(Items from a data source)
----------------
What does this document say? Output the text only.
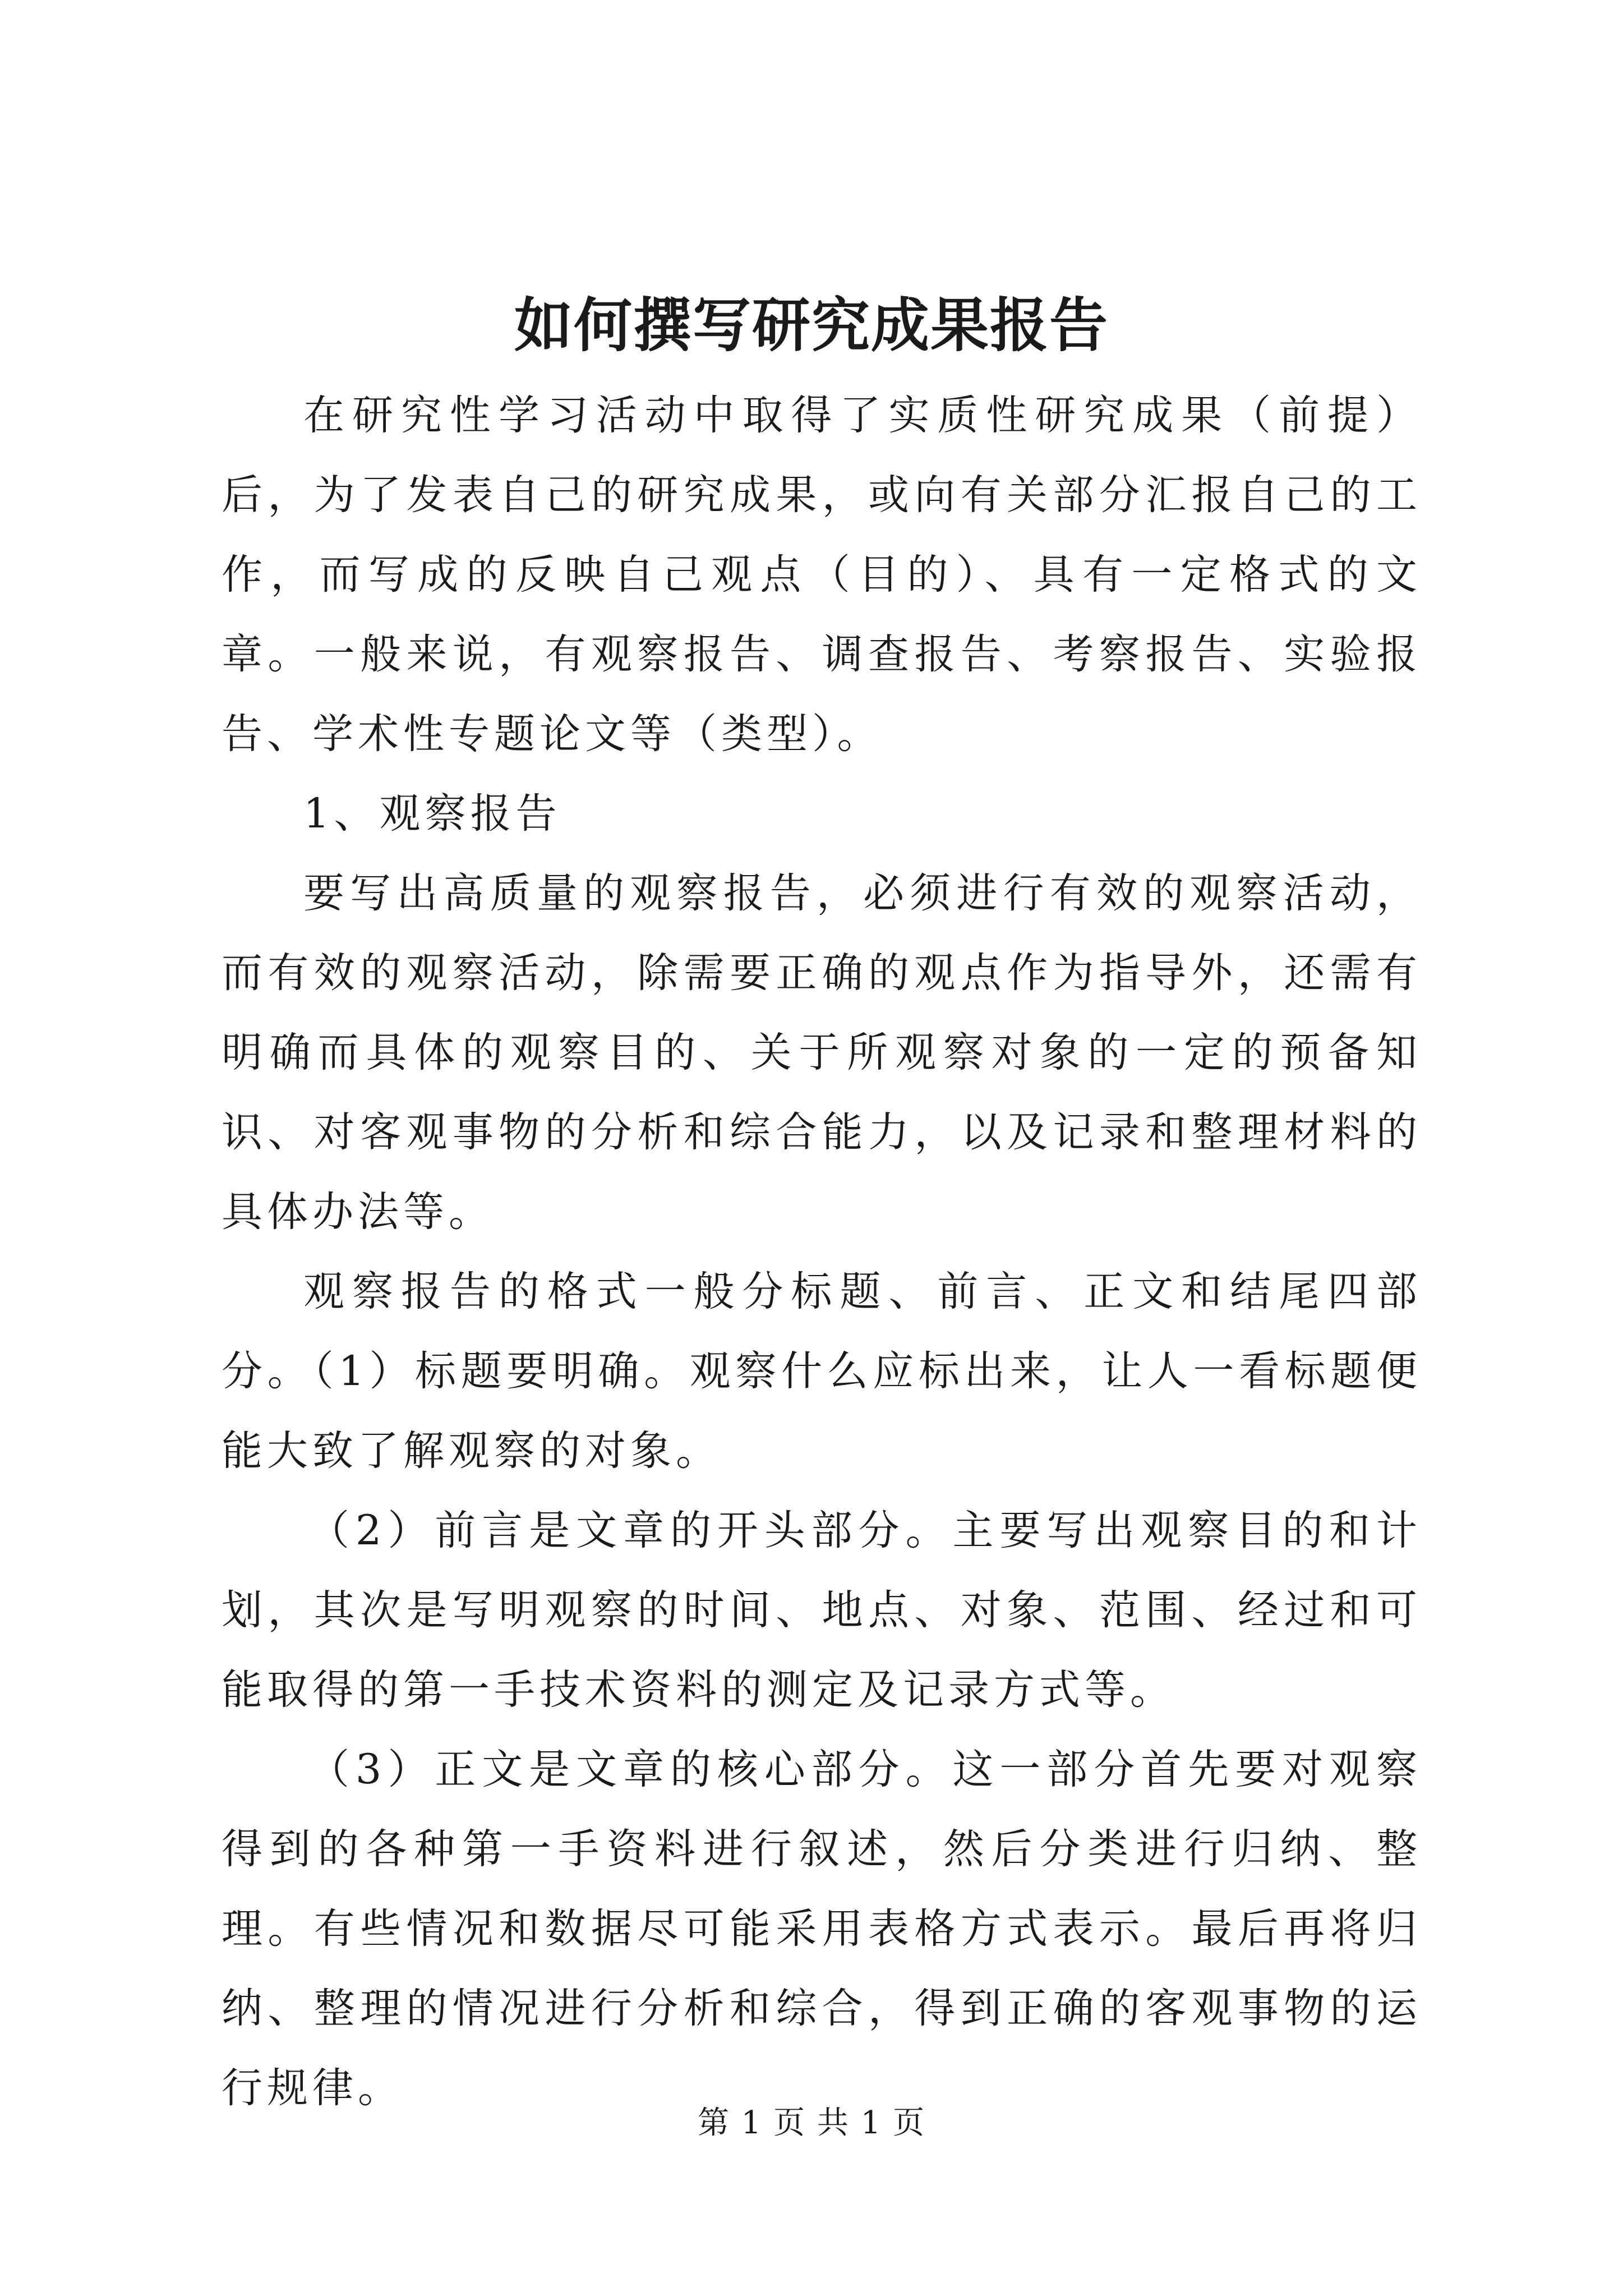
如何撰写研究成果报告

在研究性学习活动中取得了实质性研究成果（前提）后，为了发表自己的研究成果，或向有关部分汇报自己的工作，而写成的反映自己观点（目的）、具有一定格式的文章。一般来说，有观察报告、调查报告、考察报告、实验报告、学术性专题论文等（类型）。

1、观察报告

要写出高质量的观察报告，必须进行有效的观察活动，而有效的观察活动，除需要正确的观点作为指导外，还需有明确而具体的观察目的、关于所观察对象的一定的预备知识、对客观事物的分析和综合能力，以及记录和整理材料的具体办法等。

观察报告的格式一般分标题、前言、正文和结尾四部分。（1）标题要明确。观察什么应标出来，让人一看标题便能大致了解观察的对象。

（2）前言是文章的开头部分。主要写出观察目的和计划，其次是写明观察的时间、地点、对象、范围、经过和可能取得的第一手技术资料的测定及记录方式等。

（3）正文是文章的核心部分。这一部分首先要对观察得到的各种第一手资料进行叙述，然后分类进行归纳、整理。有些情况和数据尽可能采用表格方式表示。最后再将归纳、整理的情况进行分析和综合，得到正确的客观事物的运行规律。

第 1 页 共 1 页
----------------
WHAT IS BEING ASKED: Copy every record character for character. Skip the pictures.

FINAL ANSWER:
What does this document say? Output the text only.
如何撰写研究成果报告

在研究性学习活动中取得了实质性研究成果（前提）后，为了发表自己的研究成果，或向有关部分汇报自己的工作，而写成的反映自己观点（目的）、具有一定格式的文章。一般来说，有观察报告、调查报告、考察报告、实验报告、学术性专题论文等（类型）。

1、观察报告

要写出高质量的观察报告，必须进行有效的观察活动，而有效的观察活动，除需要正确的观点作为指导外，还需有明确而具体的观察目的、关于所观察对象的一定的预备知识、对客观事物的分析和综合能力，以及记录和整理材料的具体办法等。

观察报告的格式一般分标题、前言、正文和结尾四部分。（1）标题要明确。观察什么应标出来，让人一看标题便能大致了解观察的对象。

（2）前言是文章的开头部分。主要写出观察目的和计划，其次是写明观察的时间、地点、对象、范围、经过和可能取得的第一手技术资料的测定及记录方式等。

（3）正文是文章的核心部分。这一部分首先要对观察得到的各种第一手资料进行叙述，然后分类进行归纳、整理。有些情况和数据尽可能采用表格方式表示。最后再将归纳、整理的情况进行分析和综合，得到正确的客观事物的运行规律。

第 1 页 共 1 页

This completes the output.